# EXERCISE AIM
What number of lines contain the word "JSON"? Reply with the number and nothing else.

# MATERIAL PROVIDED
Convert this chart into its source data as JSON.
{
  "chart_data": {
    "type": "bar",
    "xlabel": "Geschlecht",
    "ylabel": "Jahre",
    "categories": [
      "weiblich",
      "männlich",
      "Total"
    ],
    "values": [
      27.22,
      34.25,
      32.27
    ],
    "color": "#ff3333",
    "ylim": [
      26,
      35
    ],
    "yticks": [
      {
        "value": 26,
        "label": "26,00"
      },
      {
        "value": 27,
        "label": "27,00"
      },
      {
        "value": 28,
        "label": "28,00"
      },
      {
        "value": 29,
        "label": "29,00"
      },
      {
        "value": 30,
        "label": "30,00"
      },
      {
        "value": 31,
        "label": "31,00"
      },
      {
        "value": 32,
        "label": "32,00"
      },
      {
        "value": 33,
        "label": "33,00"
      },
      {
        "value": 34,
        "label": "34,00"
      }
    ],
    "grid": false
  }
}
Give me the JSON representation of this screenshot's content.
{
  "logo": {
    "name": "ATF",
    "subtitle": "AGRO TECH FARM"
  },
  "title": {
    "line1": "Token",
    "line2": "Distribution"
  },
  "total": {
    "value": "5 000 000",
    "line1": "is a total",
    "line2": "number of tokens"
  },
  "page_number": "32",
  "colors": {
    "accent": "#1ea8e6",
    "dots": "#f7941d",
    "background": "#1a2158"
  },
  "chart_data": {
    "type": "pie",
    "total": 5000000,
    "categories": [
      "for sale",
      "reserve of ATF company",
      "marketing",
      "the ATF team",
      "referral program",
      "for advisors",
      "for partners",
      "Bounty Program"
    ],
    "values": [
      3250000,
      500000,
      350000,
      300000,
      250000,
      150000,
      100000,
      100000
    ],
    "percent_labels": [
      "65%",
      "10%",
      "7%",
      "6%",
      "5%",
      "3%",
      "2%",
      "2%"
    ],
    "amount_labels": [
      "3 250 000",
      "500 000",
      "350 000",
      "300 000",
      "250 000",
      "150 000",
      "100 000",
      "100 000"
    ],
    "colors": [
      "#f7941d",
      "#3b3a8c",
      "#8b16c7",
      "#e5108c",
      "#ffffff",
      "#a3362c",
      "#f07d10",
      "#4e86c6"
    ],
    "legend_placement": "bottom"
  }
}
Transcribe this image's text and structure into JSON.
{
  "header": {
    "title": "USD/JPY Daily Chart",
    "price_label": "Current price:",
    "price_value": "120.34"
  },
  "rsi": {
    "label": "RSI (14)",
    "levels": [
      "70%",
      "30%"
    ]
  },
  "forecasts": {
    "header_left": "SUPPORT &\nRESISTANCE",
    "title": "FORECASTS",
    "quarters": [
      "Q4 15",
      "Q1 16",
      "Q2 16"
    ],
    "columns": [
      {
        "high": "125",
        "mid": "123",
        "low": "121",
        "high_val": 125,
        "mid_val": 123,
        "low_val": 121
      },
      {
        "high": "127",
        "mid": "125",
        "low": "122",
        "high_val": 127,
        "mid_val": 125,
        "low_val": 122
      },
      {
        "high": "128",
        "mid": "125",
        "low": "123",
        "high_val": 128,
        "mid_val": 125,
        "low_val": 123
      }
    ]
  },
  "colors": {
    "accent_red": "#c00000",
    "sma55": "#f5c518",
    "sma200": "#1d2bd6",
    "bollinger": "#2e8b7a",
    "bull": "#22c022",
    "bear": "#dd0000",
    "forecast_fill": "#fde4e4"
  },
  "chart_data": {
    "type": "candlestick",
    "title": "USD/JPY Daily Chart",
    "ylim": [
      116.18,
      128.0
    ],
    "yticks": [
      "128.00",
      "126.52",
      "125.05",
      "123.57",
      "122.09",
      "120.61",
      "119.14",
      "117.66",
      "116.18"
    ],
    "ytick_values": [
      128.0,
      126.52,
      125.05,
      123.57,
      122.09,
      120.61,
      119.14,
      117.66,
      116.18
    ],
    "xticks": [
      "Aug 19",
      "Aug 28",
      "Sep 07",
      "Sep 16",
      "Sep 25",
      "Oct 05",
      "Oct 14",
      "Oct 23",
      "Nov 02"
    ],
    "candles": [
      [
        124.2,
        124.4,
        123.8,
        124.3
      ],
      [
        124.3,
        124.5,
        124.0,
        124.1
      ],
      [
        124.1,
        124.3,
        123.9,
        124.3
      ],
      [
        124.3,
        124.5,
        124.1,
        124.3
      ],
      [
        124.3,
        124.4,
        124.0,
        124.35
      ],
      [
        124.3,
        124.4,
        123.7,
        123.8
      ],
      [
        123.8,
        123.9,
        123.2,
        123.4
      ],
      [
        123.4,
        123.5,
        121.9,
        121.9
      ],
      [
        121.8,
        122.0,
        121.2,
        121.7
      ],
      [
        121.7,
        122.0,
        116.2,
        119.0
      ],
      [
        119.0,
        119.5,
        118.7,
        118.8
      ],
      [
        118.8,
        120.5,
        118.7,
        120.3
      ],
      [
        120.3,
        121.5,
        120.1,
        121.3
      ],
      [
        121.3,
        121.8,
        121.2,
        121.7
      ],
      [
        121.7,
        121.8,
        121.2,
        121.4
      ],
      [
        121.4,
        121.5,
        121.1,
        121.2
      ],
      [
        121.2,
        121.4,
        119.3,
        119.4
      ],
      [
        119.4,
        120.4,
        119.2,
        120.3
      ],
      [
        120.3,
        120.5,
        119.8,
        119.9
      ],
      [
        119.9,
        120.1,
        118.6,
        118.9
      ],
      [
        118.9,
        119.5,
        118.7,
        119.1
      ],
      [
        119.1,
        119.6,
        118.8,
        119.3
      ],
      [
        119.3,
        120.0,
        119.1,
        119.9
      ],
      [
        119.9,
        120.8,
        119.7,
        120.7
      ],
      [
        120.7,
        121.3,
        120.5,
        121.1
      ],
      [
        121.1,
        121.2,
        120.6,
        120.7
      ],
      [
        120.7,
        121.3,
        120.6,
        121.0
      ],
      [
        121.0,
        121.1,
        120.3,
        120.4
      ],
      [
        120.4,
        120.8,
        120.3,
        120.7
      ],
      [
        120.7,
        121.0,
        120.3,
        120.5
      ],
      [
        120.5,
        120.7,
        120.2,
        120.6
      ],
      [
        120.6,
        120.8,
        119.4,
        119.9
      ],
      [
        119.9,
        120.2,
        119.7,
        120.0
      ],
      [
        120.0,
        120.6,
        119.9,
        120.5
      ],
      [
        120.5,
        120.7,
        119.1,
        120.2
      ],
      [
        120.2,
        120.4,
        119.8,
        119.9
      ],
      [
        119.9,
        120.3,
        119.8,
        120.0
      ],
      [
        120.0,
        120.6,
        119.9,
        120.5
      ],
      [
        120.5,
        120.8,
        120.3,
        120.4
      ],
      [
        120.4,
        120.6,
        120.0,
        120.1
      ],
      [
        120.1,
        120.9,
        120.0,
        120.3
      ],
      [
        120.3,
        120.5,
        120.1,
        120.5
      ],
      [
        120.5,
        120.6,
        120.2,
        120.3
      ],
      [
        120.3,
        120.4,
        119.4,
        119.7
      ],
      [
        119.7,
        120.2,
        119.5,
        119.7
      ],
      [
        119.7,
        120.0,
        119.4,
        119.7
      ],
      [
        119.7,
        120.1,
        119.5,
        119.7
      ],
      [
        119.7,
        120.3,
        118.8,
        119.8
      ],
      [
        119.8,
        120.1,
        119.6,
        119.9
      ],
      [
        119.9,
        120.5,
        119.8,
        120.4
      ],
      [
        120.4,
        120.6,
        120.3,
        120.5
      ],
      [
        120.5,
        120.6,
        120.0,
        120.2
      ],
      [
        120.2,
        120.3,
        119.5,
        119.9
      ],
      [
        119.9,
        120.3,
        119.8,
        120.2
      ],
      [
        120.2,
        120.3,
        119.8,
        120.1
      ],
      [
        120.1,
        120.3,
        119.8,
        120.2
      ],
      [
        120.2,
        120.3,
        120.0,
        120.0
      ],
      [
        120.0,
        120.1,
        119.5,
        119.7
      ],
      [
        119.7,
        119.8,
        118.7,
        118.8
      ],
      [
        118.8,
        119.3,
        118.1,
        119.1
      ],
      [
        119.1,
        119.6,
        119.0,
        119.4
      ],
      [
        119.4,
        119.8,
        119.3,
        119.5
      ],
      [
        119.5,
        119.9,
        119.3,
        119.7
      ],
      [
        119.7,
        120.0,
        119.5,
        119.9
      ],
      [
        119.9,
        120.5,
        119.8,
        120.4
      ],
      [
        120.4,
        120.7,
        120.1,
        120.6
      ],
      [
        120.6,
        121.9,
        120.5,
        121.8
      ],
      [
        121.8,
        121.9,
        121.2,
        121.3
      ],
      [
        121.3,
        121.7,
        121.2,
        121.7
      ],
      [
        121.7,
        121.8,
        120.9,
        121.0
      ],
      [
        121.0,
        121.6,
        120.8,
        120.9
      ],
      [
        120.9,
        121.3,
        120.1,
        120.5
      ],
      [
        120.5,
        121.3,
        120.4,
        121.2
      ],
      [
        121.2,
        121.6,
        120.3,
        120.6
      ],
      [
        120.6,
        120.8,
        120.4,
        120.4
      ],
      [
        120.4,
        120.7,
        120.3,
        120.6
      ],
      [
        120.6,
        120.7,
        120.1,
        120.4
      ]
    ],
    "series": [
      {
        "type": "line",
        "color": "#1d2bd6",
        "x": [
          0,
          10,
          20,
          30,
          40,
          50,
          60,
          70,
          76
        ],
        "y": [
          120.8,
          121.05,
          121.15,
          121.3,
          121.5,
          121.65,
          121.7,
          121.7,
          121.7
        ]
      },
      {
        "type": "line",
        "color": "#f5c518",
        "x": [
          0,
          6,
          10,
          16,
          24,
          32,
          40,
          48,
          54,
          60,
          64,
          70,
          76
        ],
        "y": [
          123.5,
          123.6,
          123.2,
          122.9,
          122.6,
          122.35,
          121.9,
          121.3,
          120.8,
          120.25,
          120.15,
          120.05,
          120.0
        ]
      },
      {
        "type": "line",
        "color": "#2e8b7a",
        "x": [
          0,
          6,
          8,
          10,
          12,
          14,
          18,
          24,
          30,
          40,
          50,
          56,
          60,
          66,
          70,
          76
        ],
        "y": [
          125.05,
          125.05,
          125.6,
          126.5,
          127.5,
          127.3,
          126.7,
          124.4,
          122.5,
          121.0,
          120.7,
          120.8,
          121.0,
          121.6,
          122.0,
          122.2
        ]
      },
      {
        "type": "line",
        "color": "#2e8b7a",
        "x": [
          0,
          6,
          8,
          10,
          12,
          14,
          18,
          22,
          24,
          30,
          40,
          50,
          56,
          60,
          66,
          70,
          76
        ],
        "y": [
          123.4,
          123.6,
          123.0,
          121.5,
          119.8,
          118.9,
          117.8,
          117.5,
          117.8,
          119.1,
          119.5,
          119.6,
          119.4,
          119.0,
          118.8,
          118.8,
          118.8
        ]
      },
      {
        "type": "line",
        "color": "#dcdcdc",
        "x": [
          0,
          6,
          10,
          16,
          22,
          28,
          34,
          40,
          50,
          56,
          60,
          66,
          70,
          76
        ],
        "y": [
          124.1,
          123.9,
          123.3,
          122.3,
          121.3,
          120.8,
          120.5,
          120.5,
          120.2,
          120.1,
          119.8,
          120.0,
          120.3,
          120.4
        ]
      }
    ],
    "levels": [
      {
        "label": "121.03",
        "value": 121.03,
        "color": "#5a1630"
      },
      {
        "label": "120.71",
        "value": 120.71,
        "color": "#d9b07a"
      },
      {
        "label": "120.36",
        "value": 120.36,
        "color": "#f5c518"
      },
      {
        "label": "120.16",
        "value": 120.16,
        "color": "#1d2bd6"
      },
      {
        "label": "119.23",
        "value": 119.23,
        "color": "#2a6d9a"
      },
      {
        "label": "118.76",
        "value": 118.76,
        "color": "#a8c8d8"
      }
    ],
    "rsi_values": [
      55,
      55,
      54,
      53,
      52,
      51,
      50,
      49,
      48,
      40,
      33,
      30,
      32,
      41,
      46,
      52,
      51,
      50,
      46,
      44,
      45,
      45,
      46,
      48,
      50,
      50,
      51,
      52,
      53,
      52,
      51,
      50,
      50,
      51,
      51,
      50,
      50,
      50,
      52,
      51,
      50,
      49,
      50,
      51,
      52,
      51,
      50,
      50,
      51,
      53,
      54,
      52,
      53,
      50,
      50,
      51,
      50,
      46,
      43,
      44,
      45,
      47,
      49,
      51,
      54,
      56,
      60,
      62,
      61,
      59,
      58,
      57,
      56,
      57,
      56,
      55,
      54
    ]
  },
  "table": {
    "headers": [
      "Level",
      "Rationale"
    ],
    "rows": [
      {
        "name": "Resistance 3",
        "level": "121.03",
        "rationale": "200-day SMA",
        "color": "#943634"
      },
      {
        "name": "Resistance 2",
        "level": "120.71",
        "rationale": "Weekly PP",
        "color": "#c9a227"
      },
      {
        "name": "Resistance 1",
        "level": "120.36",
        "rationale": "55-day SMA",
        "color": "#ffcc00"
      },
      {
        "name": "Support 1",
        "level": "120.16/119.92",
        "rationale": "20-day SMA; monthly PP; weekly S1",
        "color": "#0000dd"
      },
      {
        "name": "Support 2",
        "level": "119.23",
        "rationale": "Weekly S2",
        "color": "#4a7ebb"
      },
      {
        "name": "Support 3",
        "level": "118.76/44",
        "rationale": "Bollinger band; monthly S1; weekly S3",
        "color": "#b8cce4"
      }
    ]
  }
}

# COMPLETED EXERCISE
3